DIRECTIONS FOR THIS TASK:
Output every line below exactly.

EXTRACTED MATERIAL:
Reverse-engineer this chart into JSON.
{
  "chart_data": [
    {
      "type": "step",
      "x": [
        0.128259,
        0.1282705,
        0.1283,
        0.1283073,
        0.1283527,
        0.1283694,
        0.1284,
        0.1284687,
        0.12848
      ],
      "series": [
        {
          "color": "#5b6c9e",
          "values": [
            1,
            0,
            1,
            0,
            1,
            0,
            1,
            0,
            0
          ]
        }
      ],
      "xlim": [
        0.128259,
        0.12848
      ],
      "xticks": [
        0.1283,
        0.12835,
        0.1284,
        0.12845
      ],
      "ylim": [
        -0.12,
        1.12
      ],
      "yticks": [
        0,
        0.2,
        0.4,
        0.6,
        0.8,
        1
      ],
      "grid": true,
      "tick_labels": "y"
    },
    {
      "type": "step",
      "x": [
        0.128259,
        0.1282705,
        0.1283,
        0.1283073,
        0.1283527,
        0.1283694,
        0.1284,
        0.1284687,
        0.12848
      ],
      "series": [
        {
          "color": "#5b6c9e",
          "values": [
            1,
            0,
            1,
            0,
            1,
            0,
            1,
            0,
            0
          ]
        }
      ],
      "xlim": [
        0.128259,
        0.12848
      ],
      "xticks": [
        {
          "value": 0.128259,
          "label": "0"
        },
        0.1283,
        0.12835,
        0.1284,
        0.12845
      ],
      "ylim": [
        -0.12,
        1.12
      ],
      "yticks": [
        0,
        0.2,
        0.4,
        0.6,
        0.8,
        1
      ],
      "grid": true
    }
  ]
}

ANSWER TO THE TASK:
Reverse-engineer this chart into JSON.
{
  "chart_data": [
    {
      "type": "step",
      "x": [
        0.128259,
        0.1282705,
        0.1283,
        0.1283073,
        0.1283527,
        0.1283694,
        0.1284,
        0.1284687,
        0.12848
      ],
      "series": [
        {
          "color": "#5b6c9e",
          "values": [
            1,
            0,
            1,
            0,
            1,
            0,
            1,
            0,
            0
          ]
        }
      ],
      "xlim": [
        0.128259,
        0.12848
      ],
      "xticks": [
        0.1283,
        0.12835,
        0.1284,
        0.12845
      ],
      "ylim": [
        -0.12,
        1.12
      ],
      "yticks": [
        0,
        0.2,
        0.4,
        0.6,
        0.8,
        1
      ],
      "grid": true,
      "tick_labels": "y"
    },
    {
      "type": "step",
      "x": [
        0.128259,
        0.1282705,
        0.1283,
        0.1283073,
        0.1283527,
        0.1283694,
        0.1284,
        0.1284687,
        0.12848
      ],
      "series": [
        {
          "color": "#5b6c9e",
          "values": [
            1,
            0,
            1,
            0,
            1,
            0,
            1,
            0,
            0
          ]
        }
      ],
      "xlim": [
        0.128259,
        0.12848
      ],
      "xticks": [
        {
          "value": 0.128259,
          "label": "0"
        },
        0.1283,
        0.12835,
        0.1284,
        0.12845
      ],
      "ylim": [
        -0.12,
        1.12
      ],
      "yticks": [
        0,
        0.2,
        0.4,
        0.6,
        0.8,
        1
      ],
      "grid": true
    }
  ]
}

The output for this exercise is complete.